■ **GIVEN INFORMATION**
[start]
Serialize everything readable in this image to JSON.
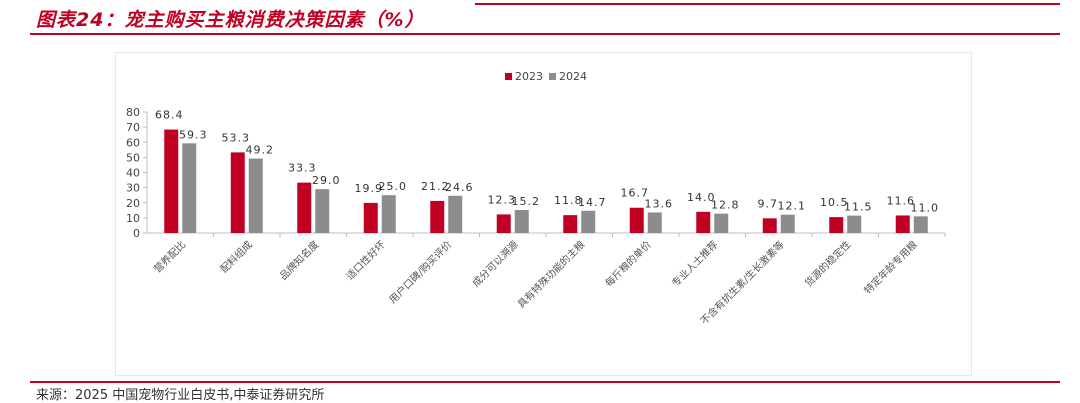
{
  "header": {
    "title": "图表24：宠主购买主粮消费决策因素（%）"
  },
  "footer": {
    "source": "来源：2025 中国宠物行业白皮书,中泰证券研究所"
  },
  "colors": {
    "accent": "#c00023",
    "series_2023": "#c00023",
    "series_2024": "#8c8c8c"
  },
  "chart_data": {
    "type": "bar",
    "title": "",
    "xlabel": "",
    "ylabel": "",
    "ylim": [
      0,
      80
    ],
    "yticks": [
      0,
      10,
      20,
      30,
      40,
      50,
      60,
      70,
      80
    ],
    "legend_position": "top-center",
    "grid": false,
    "categories": [
      "营养配比",
      "配料组成",
      "品牌知名度",
      "适口性好坏",
      "用户口碑/购买评价",
      "成分可以溯源",
      "具有特殊功能的主粮",
      "每斤粮的单价",
      "专业人士推荐",
      "不含有抗生素/生长激素等",
      "货源的稳定性",
      "特定年龄专用粮"
    ],
    "series": [
      {
        "name": "2023",
        "values": [
          68.4,
          53.3,
          33.3,
          19.9,
          21.2,
          12.3,
          11.8,
          16.7,
          14.0,
          9.7,
          10.5,
          11.6
        ]
      },
      {
        "name": "2024",
        "values": [
          59.3,
          49.2,
          29.0,
          25.0,
          24.6,
          15.2,
          14.7,
          13.6,
          12.8,
          12.1,
          11.5,
          11.0
        ]
      }
    ]
  }
}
[end]
■ **SHORT TASK**
Reproduce every record above exactly, but leave out the pictures.

■ **SOLUTION FOR THIS TASK**
Serialize everything readable in this image to JSON.
{
  "header": {
    "title": "图表24：宠主购买主粮消费决策因素（%）"
  },
  "footer": {
    "source": "来源：2025 中国宠物行业白皮书,中泰证券研究所"
  },
  "colors": {
    "accent": "#c00023",
    "series_2023": "#c00023",
    "series_2024": "#8c8c8c"
  },
  "chart_data": {
    "type": "bar",
    "title": "",
    "xlabel": "",
    "ylabel": "",
    "ylim": [
      0,
      80
    ],
    "yticks": [
      0,
      10,
      20,
      30,
      40,
      50,
      60,
      70,
      80
    ],
    "legend_position": "top-center",
    "grid": false,
    "categories": [
      "营养配比",
      "配料组成",
      "品牌知名度",
      "适口性好坏",
      "用户口碑/购买评价",
      "成分可以溯源",
      "具有特殊功能的主粮",
      "每斤粮的单价",
      "专业人士推荐",
      "不含有抗生素/生长激素等",
      "货源的稳定性",
      "特定年龄专用粮"
    ],
    "series": [
      {
        "name": "2023",
        "values": [
          68.4,
          53.3,
          33.3,
          19.9,
          21.2,
          12.3,
          11.8,
          16.7,
          14.0,
          9.7,
          10.5,
          11.6
        ]
      },
      {
        "name": "2024",
        "values": [
          59.3,
          49.2,
          29.0,
          25.0,
          24.6,
          15.2,
          14.7,
          13.6,
          12.8,
          12.1,
          11.5,
          11.0
        ]
      }
    ]
  }
}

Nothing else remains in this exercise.